> [WHAT IS BEING ASKED]
Could you express the lines of the material below, from its start through the line containing "160, 421, 172]", as a JSON list of strings with one string per line and blank lines left out?

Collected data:

— Begin —

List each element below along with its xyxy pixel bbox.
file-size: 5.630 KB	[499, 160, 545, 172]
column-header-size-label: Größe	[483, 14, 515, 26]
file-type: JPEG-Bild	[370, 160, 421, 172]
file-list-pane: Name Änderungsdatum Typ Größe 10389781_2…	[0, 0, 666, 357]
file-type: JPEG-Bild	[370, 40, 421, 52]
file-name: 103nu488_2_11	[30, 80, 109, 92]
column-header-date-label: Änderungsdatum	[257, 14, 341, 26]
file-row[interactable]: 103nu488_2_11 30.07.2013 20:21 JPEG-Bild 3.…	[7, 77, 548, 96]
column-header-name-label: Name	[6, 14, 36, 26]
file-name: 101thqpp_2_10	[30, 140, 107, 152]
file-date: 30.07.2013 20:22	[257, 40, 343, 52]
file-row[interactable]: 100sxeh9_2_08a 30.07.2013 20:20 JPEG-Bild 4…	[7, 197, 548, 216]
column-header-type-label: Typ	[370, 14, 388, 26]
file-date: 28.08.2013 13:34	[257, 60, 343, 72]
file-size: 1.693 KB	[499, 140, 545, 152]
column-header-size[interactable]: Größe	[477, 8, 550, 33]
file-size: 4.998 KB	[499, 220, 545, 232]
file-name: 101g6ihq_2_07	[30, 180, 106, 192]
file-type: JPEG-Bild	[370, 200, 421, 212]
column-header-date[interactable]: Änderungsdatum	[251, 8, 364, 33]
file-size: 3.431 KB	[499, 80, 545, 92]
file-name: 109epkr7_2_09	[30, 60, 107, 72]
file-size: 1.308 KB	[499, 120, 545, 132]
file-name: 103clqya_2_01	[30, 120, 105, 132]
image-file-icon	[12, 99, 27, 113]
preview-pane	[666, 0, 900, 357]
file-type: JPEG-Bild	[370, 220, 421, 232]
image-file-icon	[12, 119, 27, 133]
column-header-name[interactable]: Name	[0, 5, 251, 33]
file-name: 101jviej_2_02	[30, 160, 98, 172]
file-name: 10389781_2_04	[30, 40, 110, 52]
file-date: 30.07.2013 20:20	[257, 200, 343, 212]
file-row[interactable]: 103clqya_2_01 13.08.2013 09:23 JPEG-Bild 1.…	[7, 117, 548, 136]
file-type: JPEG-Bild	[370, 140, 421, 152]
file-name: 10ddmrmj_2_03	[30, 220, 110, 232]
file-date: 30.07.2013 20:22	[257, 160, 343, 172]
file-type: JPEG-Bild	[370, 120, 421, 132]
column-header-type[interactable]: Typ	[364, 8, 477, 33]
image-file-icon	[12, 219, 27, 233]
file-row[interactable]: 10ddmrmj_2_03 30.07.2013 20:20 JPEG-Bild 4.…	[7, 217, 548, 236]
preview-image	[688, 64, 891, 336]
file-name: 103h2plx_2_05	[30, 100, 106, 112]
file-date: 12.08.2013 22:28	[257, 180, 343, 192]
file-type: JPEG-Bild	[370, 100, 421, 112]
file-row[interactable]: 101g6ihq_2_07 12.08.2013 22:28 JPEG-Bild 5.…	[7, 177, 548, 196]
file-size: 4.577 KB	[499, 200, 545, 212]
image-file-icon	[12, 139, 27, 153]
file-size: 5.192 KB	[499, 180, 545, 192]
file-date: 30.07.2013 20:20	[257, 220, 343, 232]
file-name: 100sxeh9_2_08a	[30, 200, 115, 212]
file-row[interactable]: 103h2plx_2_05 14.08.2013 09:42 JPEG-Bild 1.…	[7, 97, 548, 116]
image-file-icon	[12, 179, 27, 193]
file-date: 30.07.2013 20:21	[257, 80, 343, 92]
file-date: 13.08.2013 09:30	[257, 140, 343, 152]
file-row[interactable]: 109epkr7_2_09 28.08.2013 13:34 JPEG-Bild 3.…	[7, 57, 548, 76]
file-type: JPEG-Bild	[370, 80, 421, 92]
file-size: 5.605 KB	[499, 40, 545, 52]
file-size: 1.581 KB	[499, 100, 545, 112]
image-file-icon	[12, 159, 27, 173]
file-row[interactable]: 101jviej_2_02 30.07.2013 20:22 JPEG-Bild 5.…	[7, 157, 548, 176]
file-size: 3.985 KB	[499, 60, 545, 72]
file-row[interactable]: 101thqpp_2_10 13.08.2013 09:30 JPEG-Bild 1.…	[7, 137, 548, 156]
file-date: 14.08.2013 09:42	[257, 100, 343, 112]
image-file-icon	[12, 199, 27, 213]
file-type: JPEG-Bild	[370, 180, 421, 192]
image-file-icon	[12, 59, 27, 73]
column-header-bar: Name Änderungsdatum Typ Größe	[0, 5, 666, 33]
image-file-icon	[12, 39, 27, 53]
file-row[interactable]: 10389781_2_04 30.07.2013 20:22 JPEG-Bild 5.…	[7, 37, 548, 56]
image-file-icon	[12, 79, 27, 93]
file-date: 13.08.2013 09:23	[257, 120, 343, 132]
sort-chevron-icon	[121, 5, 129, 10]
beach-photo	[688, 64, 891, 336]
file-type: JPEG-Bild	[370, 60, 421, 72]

— End —

> [REPLY TO THE TASK]
[
  "List each element below along with its xyxy pixel bbox.",
  "file-size: 5.630 KB\t[499, 160, 545, 172]",
  "column-header-size-label: Größe\t[483, 14, 515, 26]",
  "file-type: JPEG-Bild\t[370, 160, 421, 172]"
]